Please restate the data that follows word for word, with the pictures left out.

### Task inputs
BEGIN

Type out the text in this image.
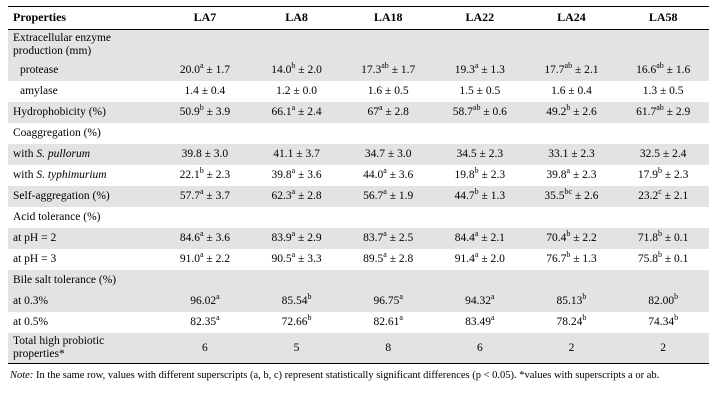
Properties	LA7	LA8	LA18	LA22	LA24	LA58
Extracellular enzyme production (mm)						
protease	20.0$^a$ ± 1.7	14.0$^b$ ± 2.0	17.3$^{ab}$ ± 1.7	19.3$^a$ ± 1.3	17.7$^{ab}$ ± 2.1	16.6$^{ab}$ ± 1.6
amylase	1.4 ± 0.4	1.2 ± 0.0	1.6 ± 0.5	1.5 ± 0.5	1.6 ± 0.4	1.3 ± 0.5
Hydrophobicity (%)	50.9$^b$ ± 3.9	66.1$^a$ ± 2.4	$67^a \pm 2.8$	58.7$^{ab}$ ± 0.6	49.2$^b$ ± 2.6	61.7$^{ab}$ ± 2.9
Coaggregation (%)						
with S. pullorum	39.8 ± 3.0	41.1 ± 3.7	34.7 ± 3.0	34.5 ± 2.3	33.1 ± 2.3	32.5 ± 2.4
with S. typhimurium	22.1$^b$ ± 2.3	39.8$^a$ ± 3.6	44.0$^a$ ± 3.6	19.8$^b$ ± 2.3	39.8$^a$ ± 2.3	17.9$^b$ ± 2.3
Self-aggregation (%)	57.7$^a$ ± 3.7	62.3$^a$ ± 2.8	56.7$^a$ ± 1.9	44.7$^b$ ± 1.3	35.5$^{bc}$ ± 2.6	23.2$^c$ ± 2.1
Acid tolerance (%)						
at pH = 2	84.6$^a$ ± 3.6	83.9$^a$ ± 2.9	83.7$^a$ ± 2.5	84.4$^a$ ± 2.1	70.4$^b$ ± 2.2	71.8$^b$ ± 0.1
at pH = 3	91.0$^a$ ± 2.2	90.5$^a$ ± 3.3	89.5$^a$ ± 2.8	91.4$^a$ ± 2.0	76.7$^b$ ± 1.3	75.8$^b$ ± 0.1
Bile salt tolerance (%)						
at 0.3%	96.02$^a$	85.54$^b$	96.75$^a$	94.32$^a$	85.13$^b$	82.00$^b$
at 0.5%	82.35$^a$	72.66$^b$	82.61$^a$	83.49$^a$	78.24$^b$	74.34$^b$
Total high probiotic
properties*	6	5	8	6	2	2
Note: In the same row, values with different superscripts (a, b, c) represent statistically significant differences (p < 0.05). *values with superscripts a or ab.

END

### Reply to the exercise
Type out the text in this image.
Properties	LA7	LA8	LA18	LA22	LA24	LA58
Extracellular enzyme production (mm)						
protease	20.0$^a$ ± 1.7	14.0$^b$ ± 2.0	17.3$^{ab}$ ± 1.7	19.3$^a$ ± 1.3	17.7$^{ab}$ ± 2.1	16.6$^{ab}$ ± 1.6
amylase	1.4 ± 0.4	1.2 ± 0.0	1.6 ± 0.5	1.5 ± 0.5	1.6 ± 0.4	1.3 ± 0.5
Hydrophobicity (%)	50.9$^b$ ± 3.9	66.1$^a$ ± 2.4	$67^a \pm 2.8$	58.7$^{ab}$ ± 0.6	49.2$^b$ ± 2.6	61.7$^{ab}$ ± 2.9
Coaggregation (%)						
with S. pullorum	39.8 ± 3.0	41.1 ± 3.7	34.7 ± 3.0	34.5 ± 2.3	33.1 ± 2.3	32.5 ± 2.4
with S. typhimurium	22.1$^b$ ± 2.3	39.8$^a$ ± 3.6	44.0$^a$ ± 3.6	19.8$^b$ ± 2.3	39.8$^a$ ± 2.3	17.9$^b$ ± 2.3
Self-aggregation (%)	57.7$^a$ ± 3.7	62.3$^a$ ± 2.8	56.7$^a$ ± 1.9	44.7$^b$ ± 1.3	35.5$^{bc}$ ± 2.6	23.2$^c$ ± 2.1
Acid tolerance (%)						
at pH = 2	84.6$^a$ ± 3.6	83.9$^a$ ± 2.9	83.7$^a$ ± 2.5	84.4$^a$ ± 2.1	70.4$^b$ ± 2.2	71.8$^b$ ± 0.1
at pH = 3	91.0$^a$ ± 2.2	90.5$^a$ ± 3.3	89.5$^a$ ± 2.8	91.4$^a$ ± 2.0	76.7$^b$ ± 1.3	75.8$^b$ ± 0.1
Bile salt tolerance (%)						
at 0.3%	96.02$^a$	85.54$^b$	96.75$^a$	94.32$^a$	85.13$^b$	82.00$^b$
at 0.5%	82.35$^a$	72.66$^b$	82.61$^a$	83.49$^a$	78.24$^b$	74.34$^b$
Total high probiotic
properties*	6	5	8	6	2	2
Note: In the same row, values with different superscripts (a, b, c) represent statistically significant differences (p < 0.05). *values with superscripts a or ab.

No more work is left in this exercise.